— START OF Extracted entries —

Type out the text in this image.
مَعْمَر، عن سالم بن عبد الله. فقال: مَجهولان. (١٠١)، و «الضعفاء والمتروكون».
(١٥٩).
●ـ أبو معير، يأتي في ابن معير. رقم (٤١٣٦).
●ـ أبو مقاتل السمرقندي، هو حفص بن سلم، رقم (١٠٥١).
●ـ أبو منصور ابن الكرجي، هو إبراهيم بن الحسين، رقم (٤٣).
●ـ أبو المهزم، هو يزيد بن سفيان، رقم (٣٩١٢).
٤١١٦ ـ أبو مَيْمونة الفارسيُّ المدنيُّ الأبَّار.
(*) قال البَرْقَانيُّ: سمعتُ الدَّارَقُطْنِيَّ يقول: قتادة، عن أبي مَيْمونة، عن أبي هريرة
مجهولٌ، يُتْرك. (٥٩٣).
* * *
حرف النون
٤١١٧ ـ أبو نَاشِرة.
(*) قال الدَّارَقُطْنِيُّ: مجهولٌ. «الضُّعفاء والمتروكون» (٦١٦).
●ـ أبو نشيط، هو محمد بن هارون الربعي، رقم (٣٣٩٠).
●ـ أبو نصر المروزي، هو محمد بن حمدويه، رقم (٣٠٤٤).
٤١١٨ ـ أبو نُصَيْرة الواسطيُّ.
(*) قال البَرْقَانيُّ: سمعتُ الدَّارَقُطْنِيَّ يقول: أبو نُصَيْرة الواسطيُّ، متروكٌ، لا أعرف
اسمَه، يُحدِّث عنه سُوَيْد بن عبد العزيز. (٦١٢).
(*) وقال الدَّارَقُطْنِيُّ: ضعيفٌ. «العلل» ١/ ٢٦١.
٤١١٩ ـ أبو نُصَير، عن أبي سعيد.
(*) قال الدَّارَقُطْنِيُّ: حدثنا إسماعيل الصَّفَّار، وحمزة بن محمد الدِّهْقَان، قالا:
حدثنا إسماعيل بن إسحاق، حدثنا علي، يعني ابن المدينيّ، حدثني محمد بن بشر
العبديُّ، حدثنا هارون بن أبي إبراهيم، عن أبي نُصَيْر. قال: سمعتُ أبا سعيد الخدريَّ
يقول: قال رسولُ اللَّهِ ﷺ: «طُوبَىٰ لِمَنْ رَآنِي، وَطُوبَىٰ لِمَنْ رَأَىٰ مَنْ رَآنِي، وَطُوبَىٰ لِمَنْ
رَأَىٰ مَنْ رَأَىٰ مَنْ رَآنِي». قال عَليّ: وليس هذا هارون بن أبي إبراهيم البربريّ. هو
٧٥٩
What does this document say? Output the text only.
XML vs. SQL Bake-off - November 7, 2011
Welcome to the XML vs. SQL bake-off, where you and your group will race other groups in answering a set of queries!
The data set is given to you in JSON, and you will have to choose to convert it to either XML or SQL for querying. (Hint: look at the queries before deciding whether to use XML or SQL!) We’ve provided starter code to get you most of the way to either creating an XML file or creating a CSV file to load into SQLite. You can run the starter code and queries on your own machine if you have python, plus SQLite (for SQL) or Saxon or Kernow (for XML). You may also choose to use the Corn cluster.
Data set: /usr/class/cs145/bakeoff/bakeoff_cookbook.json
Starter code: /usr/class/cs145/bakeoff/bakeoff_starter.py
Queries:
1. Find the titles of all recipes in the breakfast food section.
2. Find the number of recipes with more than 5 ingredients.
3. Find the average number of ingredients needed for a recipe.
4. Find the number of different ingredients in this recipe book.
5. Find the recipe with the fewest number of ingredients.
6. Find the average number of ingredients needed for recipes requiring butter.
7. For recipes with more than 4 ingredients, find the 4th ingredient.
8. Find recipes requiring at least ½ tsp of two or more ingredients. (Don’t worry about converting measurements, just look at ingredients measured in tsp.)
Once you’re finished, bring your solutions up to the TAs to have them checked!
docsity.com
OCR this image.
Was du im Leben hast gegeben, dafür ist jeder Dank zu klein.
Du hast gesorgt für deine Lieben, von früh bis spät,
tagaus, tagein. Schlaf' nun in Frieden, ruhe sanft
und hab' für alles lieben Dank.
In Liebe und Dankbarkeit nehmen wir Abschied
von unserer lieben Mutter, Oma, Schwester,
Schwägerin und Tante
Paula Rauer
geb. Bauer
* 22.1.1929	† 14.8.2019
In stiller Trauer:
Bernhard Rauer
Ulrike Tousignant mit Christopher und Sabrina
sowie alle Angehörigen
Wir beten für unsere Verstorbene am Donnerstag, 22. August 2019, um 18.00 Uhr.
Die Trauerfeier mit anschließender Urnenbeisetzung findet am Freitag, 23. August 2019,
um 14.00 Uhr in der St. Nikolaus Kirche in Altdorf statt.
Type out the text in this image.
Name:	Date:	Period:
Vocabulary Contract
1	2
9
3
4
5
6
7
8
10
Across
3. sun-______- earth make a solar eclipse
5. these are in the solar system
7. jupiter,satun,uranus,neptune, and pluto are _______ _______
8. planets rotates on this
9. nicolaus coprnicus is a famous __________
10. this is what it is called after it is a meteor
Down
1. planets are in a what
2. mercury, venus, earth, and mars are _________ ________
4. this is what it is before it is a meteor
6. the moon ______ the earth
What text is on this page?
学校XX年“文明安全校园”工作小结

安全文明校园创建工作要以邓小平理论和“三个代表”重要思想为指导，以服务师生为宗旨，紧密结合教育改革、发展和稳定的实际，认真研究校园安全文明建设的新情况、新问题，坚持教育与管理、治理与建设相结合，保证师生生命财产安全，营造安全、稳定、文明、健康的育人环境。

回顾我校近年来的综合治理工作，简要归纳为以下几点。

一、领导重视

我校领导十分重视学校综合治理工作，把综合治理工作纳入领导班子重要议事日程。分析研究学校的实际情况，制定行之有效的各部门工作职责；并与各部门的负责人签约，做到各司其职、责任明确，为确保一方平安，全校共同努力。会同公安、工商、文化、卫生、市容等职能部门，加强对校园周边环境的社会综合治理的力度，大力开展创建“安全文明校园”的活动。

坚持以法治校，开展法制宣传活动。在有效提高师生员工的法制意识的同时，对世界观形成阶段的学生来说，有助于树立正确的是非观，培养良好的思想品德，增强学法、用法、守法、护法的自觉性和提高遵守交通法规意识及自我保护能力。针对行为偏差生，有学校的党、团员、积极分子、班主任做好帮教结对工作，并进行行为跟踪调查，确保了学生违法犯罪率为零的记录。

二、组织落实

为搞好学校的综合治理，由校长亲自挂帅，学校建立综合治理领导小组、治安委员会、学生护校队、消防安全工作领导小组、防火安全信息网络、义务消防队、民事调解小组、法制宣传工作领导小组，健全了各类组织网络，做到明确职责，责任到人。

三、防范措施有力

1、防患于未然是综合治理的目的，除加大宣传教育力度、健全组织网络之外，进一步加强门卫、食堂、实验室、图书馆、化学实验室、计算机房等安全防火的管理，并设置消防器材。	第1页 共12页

— END OF Extracted entries —

▶ [Stated problem]: Faithfully reproduce all of the records, character for character.

▶ [Final answer]:
Type out the text in this image.
مَعْمَر، عن سالم بن عبد الله. فقال: مَجهولان. (١٠١)، و «الضعفاء والمتروكون».
(١٥٩).
●ـ أبو معير، يأتي في ابن معير. رقم (٤١٣٦).
●ـ أبو مقاتل السمرقندي، هو حفص بن سلم، رقم (١٠٥١).
●ـ أبو منصور ابن الكرجي، هو إبراهيم بن الحسين، رقم (٤٣).
●ـ أبو المهزم، هو يزيد بن سفيان، رقم (٣٩١٢).
٤١١٦ ـ أبو مَيْمونة الفارسيُّ المدنيُّ الأبَّار.
(*) قال البَرْقَانيُّ: سمعتُ الدَّارَقُطْنِيَّ يقول: قتادة، عن أبي مَيْمونة، عن أبي هريرة
مجهولٌ، يُتْرك. (٥٩٣).
* * *
حرف النون
٤١١٧ ـ أبو نَاشِرة.
(*) قال الدَّارَقُطْنِيُّ: مجهولٌ. «الضُّعفاء والمتروكون» (٦١٦).
●ـ أبو نشيط، هو محمد بن هارون الربعي، رقم (٣٣٩٠).
●ـ أبو نصر المروزي، هو محمد بن حمدويه، رقم (٣٠٤٤).
٤١١٨ ـ أبو نُصَيْرة الواسطيُّ.
(*) قال البَرْقَانيُّ: سمعتُ الدَّارَقُطْنِيَّ يقول: أبو نُصَيْرة الواسطيُّ، متروكٌ، لا أعرف
اسمَه، يُحدِّث عنه سُوَيْد بن عبد العزيز. (٦١٢).
(*) وقال الدَّارَقُطْنِيُّ: ضعيفٌ. «العلل» ١/ ٢٦١.
٤١١٩ ـ أبو نُصَير، عن أبي سعيد.
(*) قال الدَّارَقُطْنِيُّ: حدثنا إسماعيل الصَّفَّار، وحمزة بن محمد الدِّهْقَان، قالا:
حدثنا إسماعيل بن إسحاق، حدثنا علي، يعني ابن المدينيّ، حدثني محمد بن بشر
العبديُّ، حدثنا هارون بن أبي إبراهيم، عن أبي نُصَيْر. قال: سمعتُ أبا سعيد الخدريَّ
يقول: قال رسولُ اللَّهِ ﷺ: «طُوبَىٰ لِمَنْ رَآنِي، وَطُوبَىٰ لِمَنْ رَأَىٰ مَنْ رَآنِي، وَطُوبَىٰ لِمَنْ
رَأَىٰ مَنْ رَأَىٰ مَنْ رَآنِي». قال عَليّ: وليس هذا هارون بن أبي إبراهيم البربريّ. هو
٧٥٩
What does this document say? Output the text only.
XML vs. SQL Bake-off - November 7, 2011
Welcome to the XML vs. SQL bake-off, where you and your group will race other groups in answering a set of queries!
The data set is given to you in JSON, and you will have to choose to convert it to either XML or SQL for querying. (Hint: look at the queries before deciding whether to use XML or SQL!) We’ve provided starter code to get you most of the way to either creating an XML file or creating a CSV file to load into SQLite. You can run the starter code and queries on your own machine if you have python, plus SQLite (for SQL) or Saxon or Kernow (for XML). You may also choose to use the Corn cluster.
Data set: /usr/class/cs145/bakeoff/bakeoff_cookbook.json
Starter code: /usr/class/cs145/bakeoff/bakeoff_starter.py
Queries:
1. Find the titles of all recipes in the breakfast food section.
2. Find the number of recipes with more than 5 ingredients.
3. Find the average number of ingredients needed for a recipe.
4. Find the number of different ingredients in this recipe book.
5. Find the recipe with the fewest number of ingredients.
6. Find the average number of ingredients needed for recipes requiring butter.
7. For recipes with more than 4 ingredients, find the 4th ingredient.
8. Find recipes requiring at least ½ tsp of two or more ingredients. (Don’t worry about converting measurements, just look at ingredients measured in tsp.)
Once you’re finished, bring your solutions up to the TAs to have them checked!
docsity.com
OCR this image.
Was du im Leben hast gegeben, dafür ist jeder Dank zu klein.
Du hast gesorgt für deine Lieben, von früh bis spät,
tagaus, tagein. Schlaf' nun in Frieden, ruhe sanft
und hab' für alles lieben Dank.
In Liebe und Dankbarkeit nehmen wir Abschied
von unserer lieben Mutter, Oma, Schwester,
Schwägerin und Tante
Paula Rauer
geb. Bauer
* 22.1.1929	† 14.8.2019
In stiller Trauer:
Bernhard Rauer
Ulrike Tousignant mit Christopher und Sabrina
sowie alle Angehörigen
Wir beten für unsere Verstorbene am Donnerstag, 22. August 2019, um 18.00 Uhr.
Die Trauerfeier mit anschließender Urnenbeisetzung findet am Freitag, 23. August 2019,
um 14.00 Uhr in der St. Nikolaus Kirche in Altdorf statt.
Type out the text in this image.
Name:	Date:	Period:
Vocabulary Contract
1	2
9
3
4
5
6
7
8
10
Across
3. sun-______- earth make a solar eclipse
5. these are in the solar system
7. jupiter,satun,uranus,neptune, and pluto are _______ _______
8. planets rotates on this
9. nicolaus coprnicus is a famous __________
10. this is what it is called after it is a meteor
Down
1. planets are in a what
2. mercury, venus, earth, and mars are _________ ________
4. this is what it is before it is a meteor
6. the moon ______ the earth
What text is on this page?
学校XX年“文明安全校园”工作小结

安全文明校园创建工作要以邓小平理论和“三个代表”重要思想为指导，以服务师生为宗旨，紧密结合教育改革、发展和稳定的实际，认真研究校园安全文明建设的新情况、新问题，坚持教育与管理、治理与建设相结合，保证师生生命财产安全，营造安全、稳定、文明、健康的育人环境。

回顾我校近年来的综合治理工作，简要归纳为以下几点。

一、领导重视

我校领导十分重视学校综合治理工作，把综合治理工作纳入领导班子重要议事日程。分析研究学校的实际情况，制定行之有效的各部门工作职责；并与各部门的负责人签约，做到各司其职、责任明确，为确保一方平安，全校共同努力。会同公安、工商、文化、卫生、市容等职能部门，加强对校园周边环境的社会综合治理的力度，大力开展创建“安全文明校园”的活动。

坚持以法治校，开展法制宣传活动。在有效提高师生员工的法制意识的同时，对世界观形成阶段的学生来说，有助于树立正确的是非观，培养良好的思想品德，增强学法、用法、守法、护法的自觉性和提高遵守交通法规意识及自我保护能力。针对行为偏差生，有学校的党、团员、积极分子、班主任做好帮教结对工作，并进行行为跟踪调查，确保了学生违法犯罪率为零的记录。

二、组织落实

为搞好学校的综合治理，由校长亲自挂帅，学校建立综合治理领导小组、治安委员会、学生护校队、消防安全工作领导小组、防火安全信息网络、义务消防队、民事调解小组、法制宣传工作领导小组，健全了各类组织网络，做到明确职责，责任到人。

三、防范措施有力

1、防患于未然是综合治理的目的，除加大宣传教育力度、健全组织网络之外，进一步加强门卫、食堂、实验室、图书馆、化学实验室、计算机房等安全防火的管理，并设置消防器材。	第1页 共12页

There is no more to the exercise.